15 de dezembro de 2015

Quero a minha cabeça! António Jorge Gonçalves (Pato Lógico)

Este é o segundo livro do autor nas mesmas circunstâncias que Barriga da baleia, isto é, um livro a solo, dirigido ao público infantil, e numa mesma preocupação ou geminação material com os livros criados na Pato Lógico. Não se estabelecendo de forma alguma com Barriga da baleia para criar uma “série”, partilhará porém alguns princípios comuns com aquele outro projecto, começando pela protagonista, uma menina pequena que se isola da família para mergulhar numa viagem solitária e algo melancólica de, a um só tempo, procura de si mesma e de regresso à vida familiar com uma nova perspectiva. (Mais)

Excertos dos dados:
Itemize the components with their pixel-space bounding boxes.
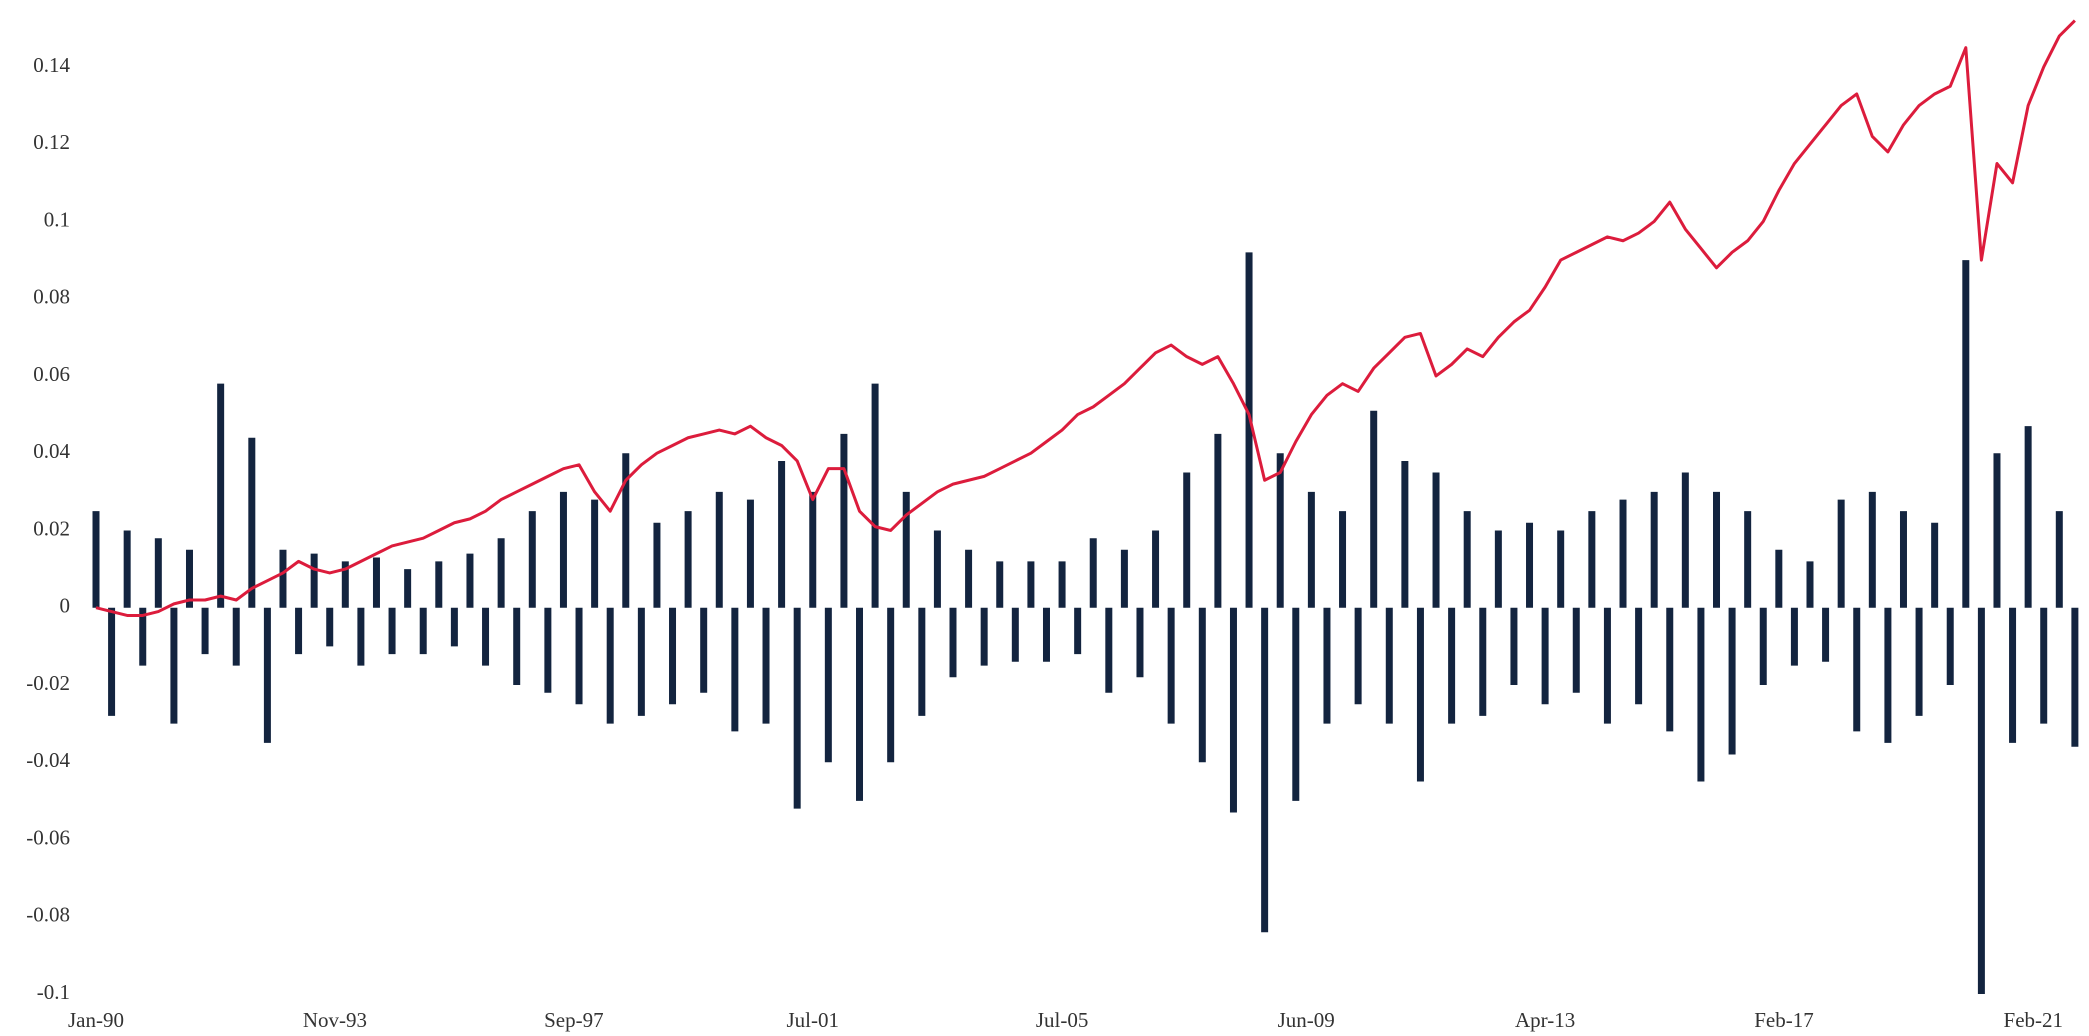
x-tick-label: Sep-97 xyxy=(544,1008,604,1032)
y-tick-label: 0 xyxy=(60,594,71,618)
y-tick-label: 0.06 xyxy=(33,362,70,386)
x-tick-label: Jul-05 xyxy=(1036,1008,1089,1032)
y-tick-label: -0.04 xyxy=(26,748,70,772)
y-tick-label: -0.06 xyxy=(26,825,70,849)
y-tick-label: -0.08 xyxy=(26,903,70,927)
y-tick-label: 0.14 xyxy=(33,53,70,77)
x-tick-label: Jul-01 xyxy=(787,1008,840,1032)
x-tick-label: Feb-17 xyxy=(1754,1008,1814,1032)
cumulative-line xyxy=(95,19,2076,617)
y-tick-label: 0.04 xyxy=(33,439,70,463)
y-tick-label: 0.12 xyxy=(33,130,70,154)
y-tick-label: 0.1 xyxy=(44,207,70,231)
y-tick-label: -0.02 xyxy=(26,671,70,695)
x-tick-label: Jan-90 xyxy=(68,1008,124,1032)
x-tick-label: Apr-13 xyxy=(1515,1008,1575,1032)
x-tick-label: Nov-93 xyxy=(303,1008,367,1032)
y-tick-label: -0.1 xyxy=(37,980,70,1004)
x-tick-label: Feb-21 xyxy=(2004,1008,2064,1032)
x-tick-label: Jun-09 xyxy=(1278,1008,1335,1032)
y-tick-label: 0.02 xyxy=(33,516,70,540)
y-tick-label: 0.08 xyxy=(33,285,70,309)
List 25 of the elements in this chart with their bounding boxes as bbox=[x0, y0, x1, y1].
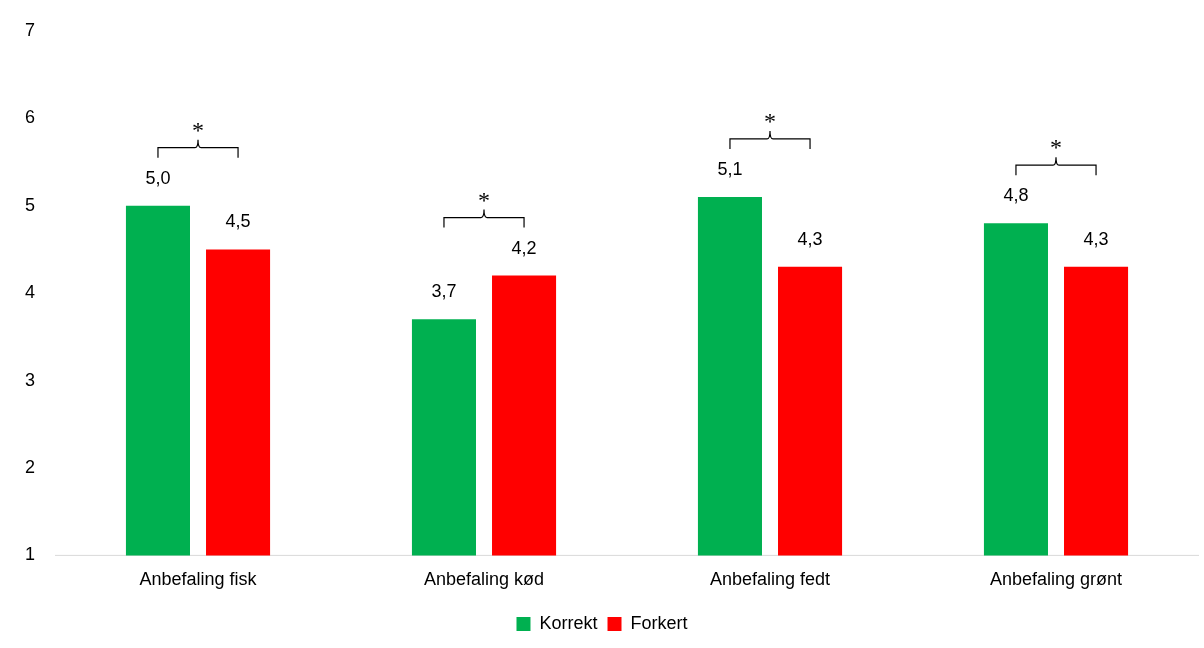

Requisitos do exercício:
Prolongue o texto sobre o livro «Quero a minha cabeça!», a partir da última frase apresentada.

Resultado:
Nesse aspecto, poder-se-ia dizer que Quero a minha cabeça! obedece a toda uma série de “funções narrativas” previstas, se olharmos para a literatura infantil (e popular, tradicional, etc.) de uma maneira estruturalista. Sejam os contos coligidos por Perrault ou a Alice de Carroll, encontrar-se-iam muitas irmãs para este livro presente. O que importa, porém, é entender de que maneira é que António Jorge Gonçalves, entrando em diálogo directo com esses “esquemas”, procura articular os seus instrumentos pessoais, narrativos e visuais. Não estamos a falar propriamente de um “escritor” – indo para além da ideia de alguém que escreve letras, que produz matéria verbal num livro em colaboração, que inventa uma história, mas alguém que estrutura todos os elementos de uma narrativa numa proposta a interpretar – mas sem dúvida num autor que é capaz de articular esses mesmos elementos de uma forma suficiente que lhe permite depois fazer as explorações formais e materiais que deseja.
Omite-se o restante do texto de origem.